(Entries with figure data)
** Start **
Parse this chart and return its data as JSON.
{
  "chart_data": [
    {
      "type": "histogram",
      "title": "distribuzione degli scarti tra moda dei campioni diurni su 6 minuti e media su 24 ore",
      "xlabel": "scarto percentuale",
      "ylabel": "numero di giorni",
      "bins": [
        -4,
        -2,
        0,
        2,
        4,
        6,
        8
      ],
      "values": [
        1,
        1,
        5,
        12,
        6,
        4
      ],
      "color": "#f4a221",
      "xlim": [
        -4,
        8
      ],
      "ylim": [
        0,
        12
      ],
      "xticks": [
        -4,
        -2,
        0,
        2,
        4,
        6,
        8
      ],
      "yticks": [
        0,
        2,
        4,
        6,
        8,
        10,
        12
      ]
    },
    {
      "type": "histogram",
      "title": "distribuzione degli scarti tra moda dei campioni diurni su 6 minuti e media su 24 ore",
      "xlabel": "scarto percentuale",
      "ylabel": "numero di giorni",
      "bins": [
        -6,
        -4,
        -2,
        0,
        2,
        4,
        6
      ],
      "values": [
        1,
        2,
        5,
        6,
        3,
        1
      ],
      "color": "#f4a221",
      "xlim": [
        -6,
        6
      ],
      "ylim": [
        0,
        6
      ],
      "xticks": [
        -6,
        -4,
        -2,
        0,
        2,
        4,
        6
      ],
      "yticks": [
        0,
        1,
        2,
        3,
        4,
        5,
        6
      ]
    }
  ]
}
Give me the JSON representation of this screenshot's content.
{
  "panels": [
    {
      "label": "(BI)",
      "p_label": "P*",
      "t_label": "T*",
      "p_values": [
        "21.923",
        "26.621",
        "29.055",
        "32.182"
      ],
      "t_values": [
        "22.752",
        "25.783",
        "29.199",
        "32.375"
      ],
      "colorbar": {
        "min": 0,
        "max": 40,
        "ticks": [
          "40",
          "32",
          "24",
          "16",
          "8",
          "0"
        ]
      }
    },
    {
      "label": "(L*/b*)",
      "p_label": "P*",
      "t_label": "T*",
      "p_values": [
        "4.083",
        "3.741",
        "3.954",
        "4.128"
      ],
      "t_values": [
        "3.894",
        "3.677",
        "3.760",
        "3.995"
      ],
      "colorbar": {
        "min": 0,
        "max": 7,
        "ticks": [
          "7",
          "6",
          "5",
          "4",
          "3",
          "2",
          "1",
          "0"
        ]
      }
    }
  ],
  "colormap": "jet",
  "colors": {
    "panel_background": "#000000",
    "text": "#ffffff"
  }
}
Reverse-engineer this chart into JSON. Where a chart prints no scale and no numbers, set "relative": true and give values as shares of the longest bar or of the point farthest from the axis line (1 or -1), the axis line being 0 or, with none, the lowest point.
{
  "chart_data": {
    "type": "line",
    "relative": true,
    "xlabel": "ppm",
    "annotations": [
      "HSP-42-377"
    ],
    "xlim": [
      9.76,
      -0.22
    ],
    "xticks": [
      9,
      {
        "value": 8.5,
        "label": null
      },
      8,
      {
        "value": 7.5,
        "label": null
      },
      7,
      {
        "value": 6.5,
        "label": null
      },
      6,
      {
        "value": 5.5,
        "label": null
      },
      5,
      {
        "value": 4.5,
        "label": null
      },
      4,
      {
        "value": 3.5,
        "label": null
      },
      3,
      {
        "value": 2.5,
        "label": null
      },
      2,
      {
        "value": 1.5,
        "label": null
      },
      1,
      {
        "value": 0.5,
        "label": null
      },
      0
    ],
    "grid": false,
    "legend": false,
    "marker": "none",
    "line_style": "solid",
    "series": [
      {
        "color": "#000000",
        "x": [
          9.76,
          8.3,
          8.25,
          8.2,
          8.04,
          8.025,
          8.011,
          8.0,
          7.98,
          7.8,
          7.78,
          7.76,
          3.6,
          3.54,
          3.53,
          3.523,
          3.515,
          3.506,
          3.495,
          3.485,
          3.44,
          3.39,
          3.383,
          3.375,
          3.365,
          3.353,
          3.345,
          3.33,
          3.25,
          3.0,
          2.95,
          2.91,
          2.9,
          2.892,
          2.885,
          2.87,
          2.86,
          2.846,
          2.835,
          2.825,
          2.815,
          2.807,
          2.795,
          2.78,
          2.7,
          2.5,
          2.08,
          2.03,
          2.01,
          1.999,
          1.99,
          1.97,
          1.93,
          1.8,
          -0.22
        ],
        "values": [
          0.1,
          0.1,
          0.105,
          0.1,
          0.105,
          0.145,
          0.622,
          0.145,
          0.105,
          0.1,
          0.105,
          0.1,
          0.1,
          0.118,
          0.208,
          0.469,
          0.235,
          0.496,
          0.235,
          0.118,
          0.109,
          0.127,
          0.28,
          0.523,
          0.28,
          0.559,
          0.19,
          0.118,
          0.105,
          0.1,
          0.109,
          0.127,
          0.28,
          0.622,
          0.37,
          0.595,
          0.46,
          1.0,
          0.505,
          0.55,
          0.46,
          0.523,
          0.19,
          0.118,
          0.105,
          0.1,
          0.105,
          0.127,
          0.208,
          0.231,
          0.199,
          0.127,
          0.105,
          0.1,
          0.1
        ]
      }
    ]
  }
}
** End **
__Task prompt__:
From the records above, extract every entry exactly as given.

__Result for this task__:
Parse this chart and return its data as JSON.
{
  "chart_data": [
    {
      "type": "histogram",
      "title": "distribuzione degli scarti tra moda dei campioni diurni su 6 minuti e media su 24 ore",
      "xlabel": "scarto percentuale",
      "ylabel": "numero di giorni",
      "bins": [
        -4,
        -2,
        0,
        2,
        4,
        6,
        8
      ],
      "values": [
        1,
        1,
        5,
        12,
        6,
        4
      ],
      "color": "#f4a221",
      "xlim": [
        -4,
        8
      ],
      "ylim": [
        0,
        12
      ],
      "xticks": [
        -4,
        -2,
        0,
        2,
        4,
        6,
        8
      ],
      "yticks": [
        0,
        2,
        4,
        6,
        8,
        10,
        12
      ]
    },
    {
      "type": "histogram",
      "title": "distribuzione degli scarti tra moda dei campioni diurni su 6 minuti e media su 24 ore",
      "xlabel": "scarto percentuale",
      "ylabel": "numero di giorni",
      "bins": [
        -6,
        -4,
        -2,
        0,
        2,
        4,
        6
      ],
      "values": [
        1,
        2,
        5,
        6,
        3,
        1
      ],
      "color": "#f4a221",
      "xlim": [
        -6,
        6
      ],
      "ylim": [
        0,
        6
      ],
      "xticks": [
        -6,
        -4,
        -2,
        0,
        2,
        4,
        6
      ],
      "yticks": [
        0,
        1,
        2,
        3,
        4,
        5,
        6
      ]
    }
  ]
}
Give me the JSON representation of this screenshot's content.
{
  "panels": [
    {
      "label": "(BI)",
      "p_label": "P*",
      "t_label": "T*",
      "p_values": [
        "21.923",
        "26.621",
        "29.055",
        "32.182"
      ],
      "t_values": [
        "22.752",
        "25.783",
        "29.199",
        "32.375"
      ],
      "colorbar": {
        "min": 0,
        "max": 40,
        "ticks": [
          "40",
          "32",
          "24",
          "16",
          "8",
          "0"
        ]
      }
    },
    {
      "label": "(L*/b*)",
      "p_label": "P*",
      "t_label": "T*",
      "p_values": [
        "4.083",
        "3.741",
        "3.954",
        "4.128"
      ],
      "t_values": [
        "3.894",
        "3.677",
        "3.760",
        "3.995"
      ],
      "colorbar": {
        "min": 0,
        "max": 7,
        "ticks": [
          "7",
          "6",
          "5",
          "4",
          "3",
          "2",
          "1",
          "0"
        ]
      }
    }
  ],
  "colormap": "jet",
  "colors": {
    "panel_background": "#000000",
    "text": "#ffffff"
  }
}
Reverse-engineer this chart into JSON. Where a chart prints no scale and no numbers, set "relative": true and give values as shares of the longest bar or of the point farthest from the axis line (1 or -1), the axis line being 0 or, with none, the lowest point.
{
  "chart_data": {
    "type": "line",
    "relative": true,
    "xlabel": "ppm",
    "annotations": [
      "HSP-42-377"
    ],
    "xlim": [
      9.76,
      -0.22
    ],
    "xticks": [
      9,
      {
        "value": 8.5,
        "label": null
      },
      8,
      {
        "value": 7.5,
        "label": null
      },
      7,
      {
        "value": 6.5,
        "label": null
      },
      6,
      {
        "value": 5.5,
        "label": null
      },
      5,
      {
        "value": 4.5,
        "label": null
      },
      4,
      {
        "value": 3.5,
        "label": null
      },
      3,
      {
        "value": 2.5,
        "label": null
      },
      2,
      {
        "value": 1.5,
        "label": null
      },
      1,
      {
        "value": 0.5,
        "label": null
      },
      0
    ],
    "grid": false,
    "legend": false,
    "marker": "none",
    "line_style": "solid",
    "series": [
      {
        "color": "#000000",
        "x": [
          9.76,
          8.3,
          8.25,
          8.2,
          8.04,
          8.025,
          8.011,
          8.0,
          7.98,
          7.8,
          7.78,
          7.76,
          3.6,
          3.54,
          3.53,
          3.523,
          3.515,
          3.506,
          3.495,
          3.485,
          3.44,
          3.39,
          3.383,
          3.375,
          3.365,
          3.353,
          3.345,
          3.33,
          3.25,
          3.0,
          2.95,
          2.91,
          2.9,
          2.892,
          2.885,
          2.87,
          2.86,
          2.846,
          2.835,
          2.825,
          2.815,
          2.807,
          2.795,
          2.78,
          2.7,
          2.5,
          2.08,
          2.03,
          2.01,
          1.999,
          1.99,
          1.97,
          1.93,
          1.8,
          -0.22
        ],
        "values": [
          0.1,
          0.1,
          0.105,
          0.1,
          0.105,
          0.145,
          0.622,
          0.145,
          0.105,
          0.1,
          0.105,
          0.1,
          0.1,
          0.118,
          0.208,
          0.469,
          0.235,
          0.496,
          0.235,
          0.118,
          0.109,
          0.127,
          0.28,
          0.523,
          0.28,
          0.559,
          0.19,
          0.118,
          0.105,
          0.1,
          0.109,
          0.127,
          0.28,
          0.622,
          0.37,
          0.595,
          0.46,
          1.0,
          0.505,
          0.55,
          0.46,
          0.523,
          0.19,
          0.118,
          0.105,
          0.1,
          0.105,
          0.127,
          0.208,
          0.231,
          0.199,
          0.127,
          0.105,
          0.1,
          0.1
        ]
      }
    ]
  }
}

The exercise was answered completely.